## Information given
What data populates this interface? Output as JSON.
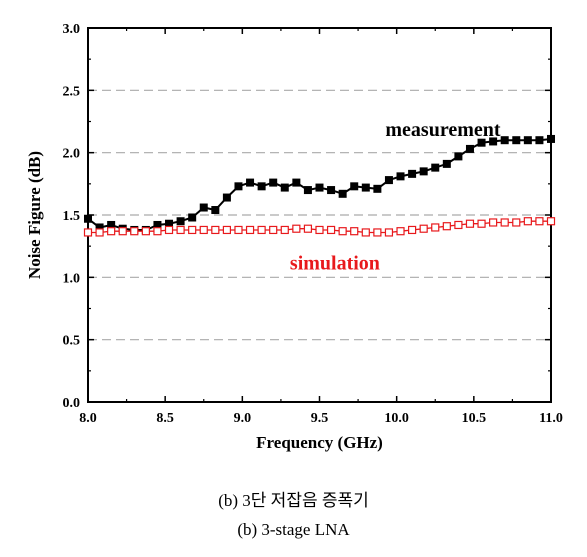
{
  "chart_data": {
    "type": "line",
    "xlabel": "Frequency (GHz)",
    "ylabel": "Noise Figure (dB)",
    "xlim": [
      8.0,
      11.0
    ],
    "ylim": [
      0.0,
      3.0
    ],
    "xticks": [
      "8.0",
      "8.5",
      "9.0",
      "9.5",
      "10.0",
      "10.5",
      "11.0"
    ],
    "yticks": [
      "0.0",
      "0.5",
      "1.0",
      "1.5",
      "2.0",
      "2.5",
      "3.0"
    ],
    "grid": "horizontal-dashed",
    "x": [
      8.0,
      8.075,
      8.15,
      8.225,
      8.3,
      8.375,
      8.45,
      8.525,
      8.6,
      8.675,
      8.75,
      8.825,
      8.9,
      8.975,
      9.05,
      9.125,
      9.2,
      9.275,
      9.35,
      9.425,
      9.5,
      9.575,
      9.65,
      9.725,
      9.8,
      9.875,
      9.95,
      10.025,
      10.1,
      10.175,
      10.25,
      10.325,
      10.4,
      10.475,
      10.55,
      10.625,
      10.7,
      10.775,
      10.85,
      10.925,
      11.0
    ],
    "series": [
      {
        "name": "measurement",
        "color": "#000000",
        "marker": "filled-square",
        "values": [
          1.47,
          1.4,
          1.42,
          1.39,
          1.38,
          1.38,
          1.42,
          1.43,
          1.45,
          1.48,
          1.56,
          1.54,
          1.64,
          1.73,
          1.76,
          1.73,
          1.76,
          1.72,
          1.76,
          1.7,
          1.72,
          1.7,
          1.67,
          1.73,
          1.72,
          1.71,
          1.78,
          1.81,
          1.83,
          1.85,
          1.88,
          1.91,
          1.97,
          2.03,
          2.08,
          2.09,
          2.1,
          2.1,
          2.1,
          2.1,
          2.11
        ]
      },
      {
        "name": "simulation",
        "color": "#e8191c",
        "marker": "open-square",
        "values": [
          1.36,
          1.36,
          1.37,
          1.37,
          1.37,
          1.37,
          1.37,
          1.38,
          1.38,
          1.38,
          1.38,
          1.38,
          1.38,
          1.38,
          1.38,
          1.38,
          1.38,
          1.38,
          1.39,
          1.39,
          1.38,
          1.38,
          1.37,
          1.37,
          1.36,
          1.36,
          1.36,
          1.37,
          1.38,
          1.39,
          1.4,
          1.41,
          1.42,
          1.43,
          1.43,
          1.44,
          1.44,
          1.44,
          1.45,
          1.45,
          1.45
        ]
      }
    ],
    "annotations": [
      {
        "text": "measurement",
        "color": "#000000"
      },
      {
        "text": "simulation",
        "color": "#e8191c"
      }
    ]
  },
  "captions": {
    "korean": "(b) 3단 저잡음 증폭기",
    "english": "(b) 3-stage LNA"
  }
}
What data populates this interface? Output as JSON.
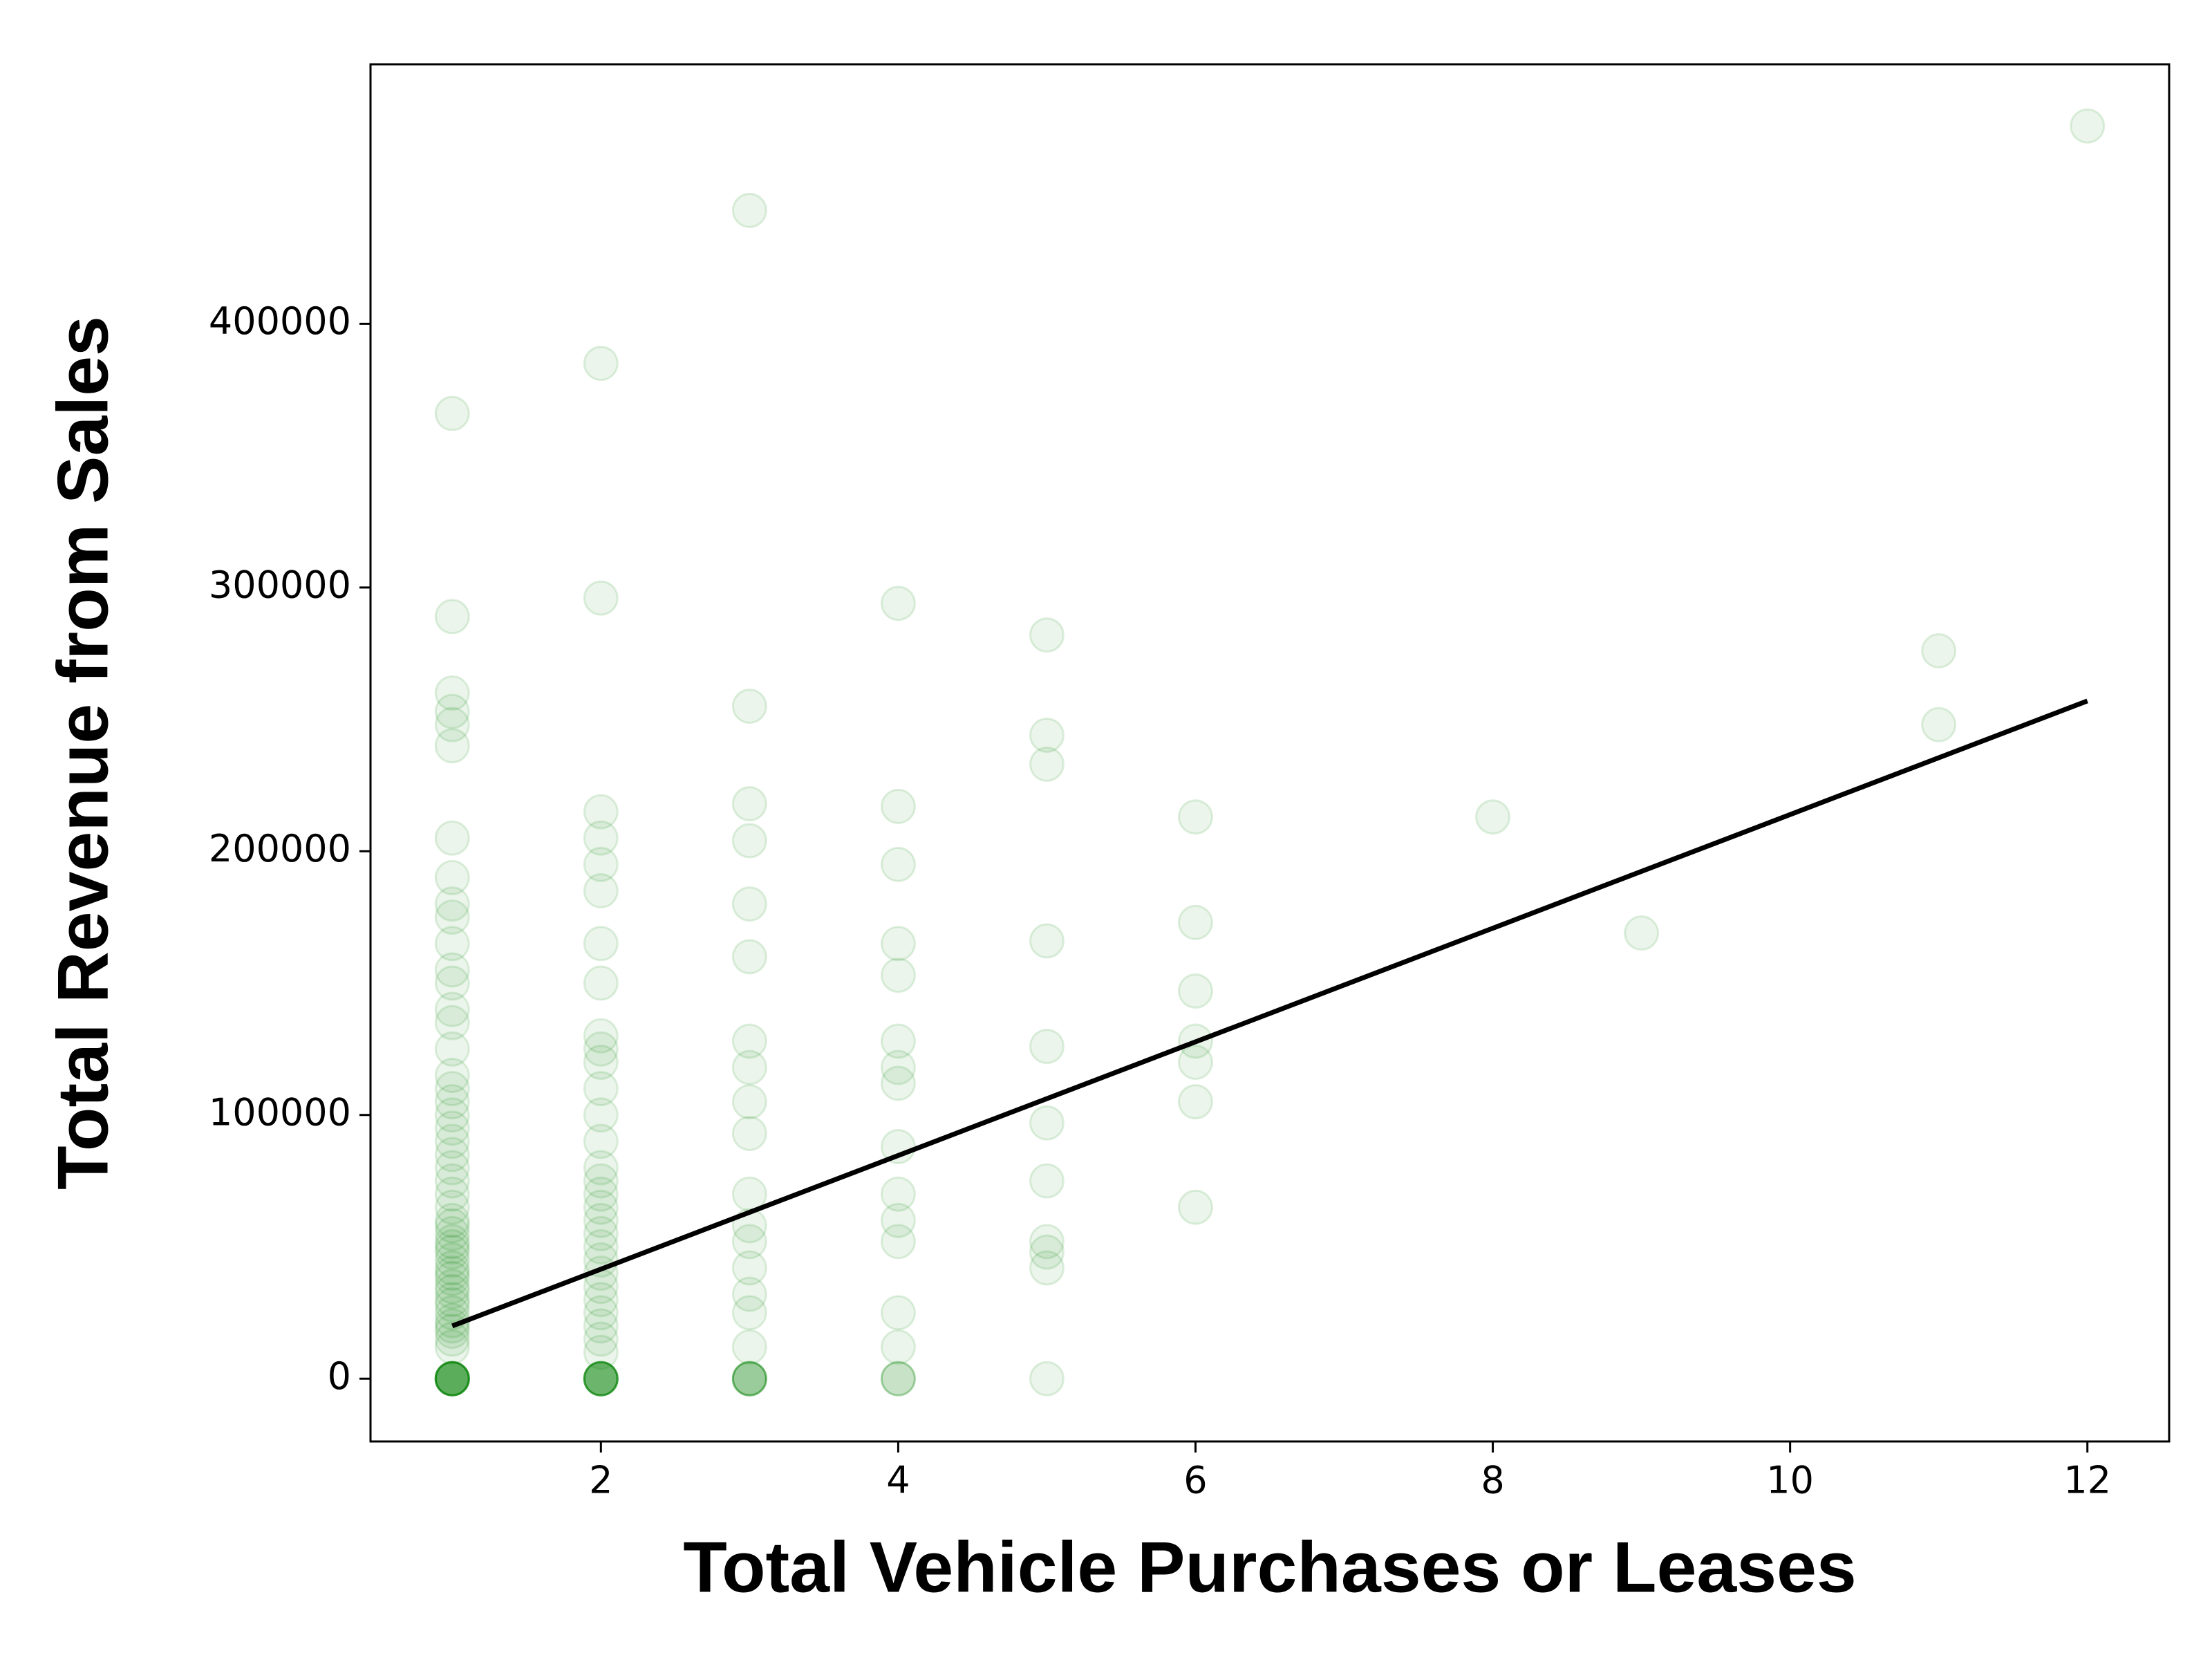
{
  "chart_data": {
    "type": "scatter",
    "xlabel": "Total Vehicle Purchases or Leases",
    "ylabel": "Total Revenue from Sales",
    "xlim": [
      0.45,
      12.55
    ],
    "ylim": [
      -23800,
      498400
    ],
    "xticks": [
      2,
      4,
      6,
      8,
      10,
      12
    ],
    "yticks": [
      0,
      100000,
      200000,
      300000,
      400000
    ],
    "series": [
      {
        "type": "scatter",
        "color": "#008000",
        "alpha": 0.08,
        "x": [
          1,
          1,
          1,
          1,
          1,
          1,
          1,
          1,
          1,
          1,
          1,
          1,
          1,
          1,
          1,
          1,
          1,
          1,
          1,
          1,
          1,
          1,
          1,
          1,
          1,
          1,
          1,
          1,
          1,
          1,
          1,
          1,
          1,
          1,
          1,
          1,
          1,
          1,
          1,
          1,
          1,
          1,
          1,
          1,
          1,
          1,
          1,
          1,
          1,
          1,
          1,
          1,
          1,
          1,
          1,
          1,
          1,
          1,
          1,
          2,
          2,
          2,
          2,
          2,
          2,
          2,
          2,
          2,
          2,
          2,
          2,
          2,
          2,
          2,
          2,
          2,
          2,
          2,
          2,
          2,
          2,
          2,
          2,
          2,
          2,
          2,
          2,
          2,
          2,
          2,
          2,
          2,
          2,
          2,
          2,
          2,
          2,
          2,
          3,
          3,
          3,
          3,
          3,
          3,
          3,
          3,
          3,
          3,
          3,
          3,
          3,
          3,
          3,
          3,
          3,
          3,
          3,
          3,
          3,
          3,
          3,
          4,
          4,
          4,
          4,
          4,
          4,
          4,
          4,
          4,
          4,
          4,
          4,
          4,
          4,
          4,
          4,
          4,
          5,
          5,
          5,
          5,
          5,
          5,
          5,
          5,
          5,
          5,
          5,
          6,
          6,
          6,
          6,
          6,
          6,
          6,
          8,
          9,
          11,
          11,
          12
        ],
        "values": [
          0,
          0,
          0,
          0,
          0,
          0,
          0,
          0,
          0,
          0,
          0,
          0,
          12000,
          15000,
          18000,
          20000,
          22000,
          25000,
          28000,
          30000,
          33000,
          35000,
          38000,
          40000,
          42000,
          45000,
          48000,
          50000,
          52000,
          55000,
          58000,
          60000,
          65000,
          70000,
          75000,
          80000,
          85000,
          90000,
          95000,
          100000,
          105000,
          110000,
          115000,
          125000,
          135000,
          140000,
          150000,
          155000,
          165000,
          175000,
          180000,
          190000,
          205000,
          240000,
          248000,
          253000,
          260000,
          289000,
          366000,
          0,
          0,
          0,
          0,
          0,
          0,
          0,
          0,
          0,
          0,
          10000,
          15000,
          20000,
          25000,
          30000,
          35000,
          40000,
          45000,
          50000,
          55000,
          60000,
          65000,
          70000,
          75000,
          80000,
          90000,
          100000,
          110000,
          120000,
          125000,
          130000,
          150000,
          165000,
          185000,
          195000,
          205000,
          215000,
          296000,
          385000,
          0,
          0,
          0,
          0,
          0,
          0,
          12000,
          25000,
          32000,
          42000,
          52000,
          58000,
          70000,
          93000,
          105000,
          118000,
          128000,
          160000,
          180000,
          204000,
          218000,
          255000,
          443000,
          0,
          0,
          0,
          12000,
          25000,
          52000,
          60000,
          70000,
          88000,
          112000,
          118000,
          128000,
          153000,
          165000,
          195000,
          217000,
          294000,
          0,
          42000,
          48000,
          52000,
          75000,
          97000,
          126000,
          166000,
          233000,
          244000,
          282000,
          65000,
          105000,
          120000,
          128000,
          147000,
          173000,
          213000,
          213000,
          169000,
          248000,
          276000,
          475000
        ]
      },
      {
        "type": "line",
        "color": "#000000",
        "x": [
          1,
          12
        ],
        "values": [
          20000,
          257000
        ]
      }
    ]
  }
}
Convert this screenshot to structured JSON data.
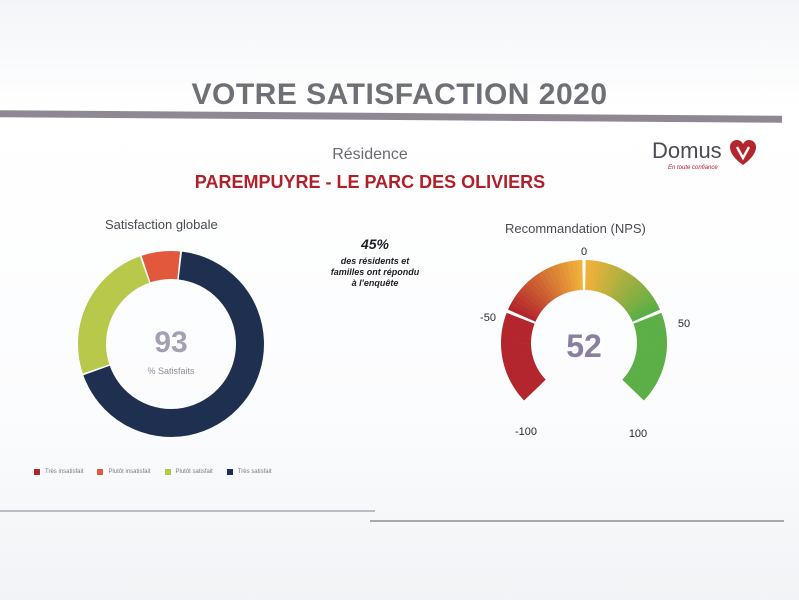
{
  "header": {
    "title": "VOTRE SATISFACTION 2020",
    "residence_label": "Résidence",
    "residence_name": "PAREMPUYRE - LE PARC DES OLIVIERS"
  },
  "logo": {
    "name": "DomusVi",
    "text": "Domus",
    "tagline": "En toute confiance",
    "icon": "heart-v-logo"
  },
  "response": {
    "percent": "45%",
    "text_lines": [
      "des résidents et",
      "familles ont répondu",
      "à l'enquête"
    ]
  },
  "colors": {
    "tres_insatisfait": "#b3262d",
    "plutot_insatisfait": "#e2583c",
    "plutot_satisfait": "#b7c84a",
    "tres_satisfait": "#1f2f4f",
    "nps_low": "#b3262d",
    "nps_mid": "#f0b13a",
    "nps_high": "#5cae46"
  },
  "chart_data": [
    {
      "type": "pie",
      "title": "Satisfaction globale",
      "center_value": "93",
      "center_label": "% Satisfaits",
      "categories": [
        "Très insatisfait",
        "Plutôt insatisfait",
        "Plutôt satisfait",
        "Très satisfait"
      ],
      "values": [
        0,
        7,
        25,
        68
      ],
      "legend_position": "bottom"
    },
    {
      "type": "gauge",
      "title": "Recommandation (NPS)",
      "value": 52,
      "range": [
        -100,
        100
      ],
      "segments": [
        {
          "from": -100,
          "to": -50
        },
        {
          "from": -50,
          "to": 0
        },
        {
          "from": 0,
          "to": 50
        },
        {
          "from": 50,
          "to": 100
        }
      ],
      "tick_labels": [
        "-100",
        "-50",
        "0",
        "50",
        "100"
      ]
    }
  ]
}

## Goal
Take the lines from the one that contains "Convert this screenshot" down to the last line of the listing above, both included, and set them down exactly, leaving out pictures.

## Output of the task
Convert this screenshot to structured JSON data.
{
  "header": {
    "title": "VOTRE SATISFACTION 2020",
    "residence_label": "Résidence",
    "residence_name": "PAREMPUYRE - LE PARC DES OLIVIERS"
  },
  "logo": {
    "name": "DomusVi",
    "text": "Domus",
    "tagline": "En toute confiance",
    "icon": "heart-v-logo"
  },
  "response": {
    "percent": "45%",
    "text_lines": [
      "des résidents et",
      "familles ont répondu",
      "à l'enquête"
    ]
  },
  "colors": {
    "tres_insatisfait": "#b3262d",
    "plutot_insatisfait": "#e2583c",
    "plutot_satisfait": "#b7c84a",
    "tres_satisfait": "#1f2f4f",
    "nps_low": "#b3262d",
    "nps_mid": "#f0b13a",
    "nps_high": "#5cae46"
  },
  "chart_data": [
    {
      "type": "pie",
      "title": "Satisfaction globale",
      "center_value": "93",
      "center_label": "% Satisfaits",
      "categories": [
        "Très insatisfait",
        "Plutôt insatisfait",
        "Plutôt satisfait",
        "Très satisfait"
      ],
      "values": [
        0,
        7,
        25,
        68
      ],
      "legend_position": "bottom"
    },
    {
      "type": "gauge",
      "title": "Recommandation (NPS)",
      "value": 52,
      "range": [
        -100,
        100
      ],
      "segments": [
        {
          "from": -100,
          "to": -50
        },
        {
          "from": -50,
          "to": 0
        },
        {
          "from": 0,
          "to": 50
        },
        {
          "from": 50,
          "to": 100
        }
      ],
      "tick_labels": [
        "-100",
        "-50",
        "0",
        "50",
        "100"
      ]
    }
  ]
}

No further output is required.